What you have to do:
Copy each of the entries below faithfully, setting aside any pictures.

## begin Exercise inputs

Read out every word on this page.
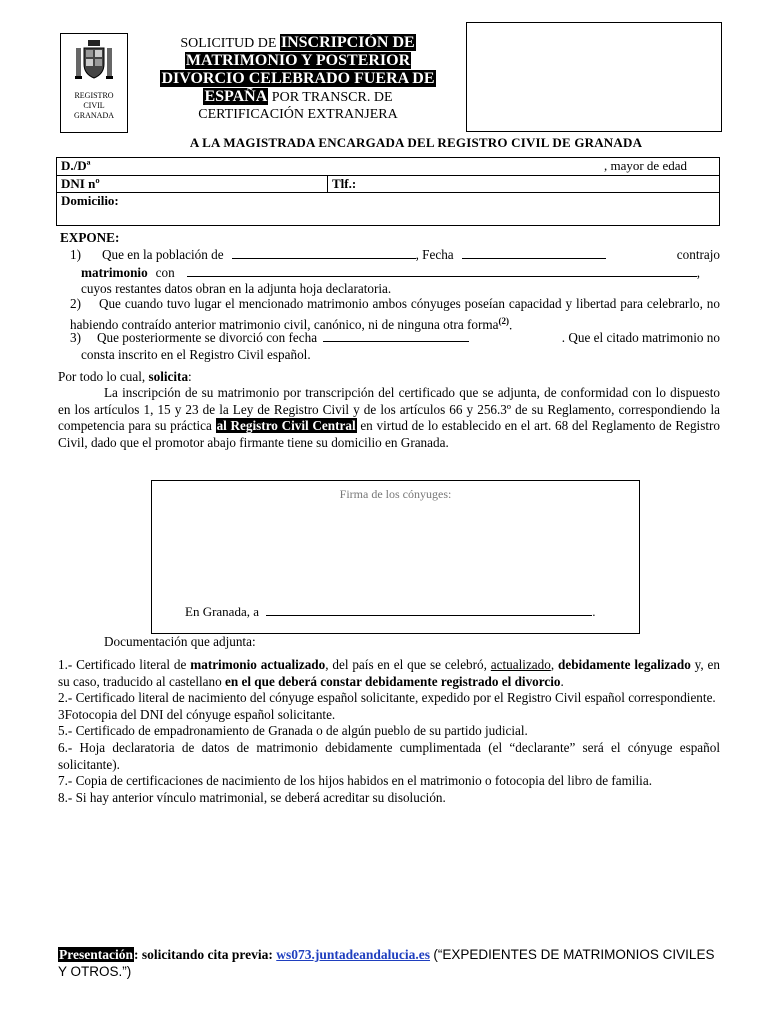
REGISTRO
CIVIL
GRANADA
SOLICITUD DE INSCRIPCIÓN DE
MATRIMONIO Y POSTERIOR
DIVORCIO CELEBRADO FUERA DE
ESPAÑA POR TRANSCR. DE
CERTIFICACIÓN EXTRANJERA
A LA MAGISTRADA ENCARGADA DEL REGISTRO CIVIL DE GRANADA
D./Dª	, mayor de edad

DNI nº	Tlf.:
Domicilio:
EXPONE:
1) Que en la población de	, Fecha	contrajo
matrimonio con	,
cuyos restantes datos obran en la adjunta hoja declaratoria.
2) Que cuando tuvo lugar el mencionado matrimonio ambos cónyuges poseían capacidad y libertad para celebrarlo, no habiendo contraído anterior matrimonio civil, canónico, ni de ninguna otra forma$^{(2)}$.
3) Que posteriormente se divorció con fecha	. Que el citado matrimonio no
consta inscrito en el Registro Civil español.
Por todo lo cual, solicita:
La inscripción de su matrimonio por transcripción del certificado que se adjunta, de conformidad con lo dispuesto en los artículos 1, 15 y 23 de la Ley de Registro Civil y de los artículos 66 y 256.3º de su Reglamento, correspondiendo la competencia para su práctica al Registro Civil Central en virtud de lo establecido en el art. 68 del Reglamento de Registro Civil, dado que el promotor abajo firmante tiene su domicilio en Granada.
Firma de los cónyuges:
En Granada, a	.
Documentación que adjunta:
1.- Certificado literal de matrimonio actualizado, del país en el que se celebró, actualizado, debidamente legalizado y, en su caso, traducido al castellano en el que deberá constar debidamente registrado el divorcio.
2.- Certificado literal de nacimiento del cónyuge español solicitante, expedido por el Registro Civil español correspondiente.
3Fotocopia del DNI del cónyuge español solicitante.
5.- Certificado de empadronamiento de Granada o de algún pueblo de su partido judicial.
6.- Hoja declaratoria de datos de matrimonio debidamente cumplimentada (el “declarante” será el cónyuge español solicitante).
7.- Copia de certificaciones de nacimiento de los hijos habidos en el matrimonio o fotocopia del libro de familia.
8.- Si hay anterior vínculo matrimonial, se deberá acreditar su disolución.
Presentación: solicitando cita previa: ws073.juntadeandalucia.es (“EXPEDIENTES DE MATRIMONIOS CIVILES Y OTROS.”)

## end Exercise inputs

Finished answer:
Read out every word on this page.
REGISTRO
CIVIL
GRANADA
SOLICITUD DE INSCRIPCIÓN DE
MATRIMONIO Y POSTERIOR
DIVORCIO CELEBRADO FUERA DE
ESPAÑA POR TRANSCR. DE
CERTIFICACIÓN EXTRANJERA
A LA MAGISTRADA ENCARGADA DEL REGISTRO CIVIL DE GRANADA
D./Dª	, mayor de edad

DNI nº	Tlf.:
Domicilio:
EXPONE:
1) Que en la población de	, Fecha	contrajo
matrimonio con	,
cuyos restantes datos obran en la adjunta hoja declaratoria.
2) Que cuando tuvo lugar el mencionado matrimonio ambos cónyuges poseían capacidad y libertad para celebrarlo, no habiendo contraído anterior matrimonio civil, canónico, ni de ninguna otra forma$^{(2)}$.
3) Que posteriormente se divorció con fecha	. Que el citado matrimonio no
consta inscrito en el Registro Civil español.
Por todo lo cual, solicita:
La inscripción de su matrimonio por transcripción del certificado que se adjunta, de conformidad con lo dispuesto en los artículos 1, 15 y 23 de la Ley de Registro Civil y de los artículos 66 y 256.3º de su Reglamento, correspondiendo la competencia para su práctica al Registro Civil Central en virtud de lo establecido en el art. 68 del Reglamento de Registro Civil, dado que el promotor abajo firmante tiene su domicilio en Granada.
Firma de los cónyuges:
En Granada, a	.
Documentación que adjunta:
1.- Certificado literal de matrimonio actualizado, del país en el que se celebró, actualizado, debidamente legalizado y, en su caso, traducido al castellano en el que deberá constar debidamente registrado el divorcio.
2.- Certificado literal de nacimiento del cónyuge español solicitante, expedido por el Registro Civil español correspondiente.
3Fotocopia del DNI del cónyuge español solicitante.
5.- Certificado de empadronamiento de Granada o de algún pueblo de su partido judicial.
6.- Hoja declaratoria de datos de matrimonio debidamente cumplimentada (el “declarante” será el cónyuge español solicitante).
7.- Copia de certificaciones de nacimiento de los hijos habidos en el matrimonio o fotocopia del libro de familia.
8.- Si hay anterior vínculo matrimonial, se deberá acreditar su disolución.
Presentación: solicitando cita previa: ws073.juntadeandalucia.es (“EXPEDIENTES DE MATRIMONIOS CIVILES Y OTROS.”)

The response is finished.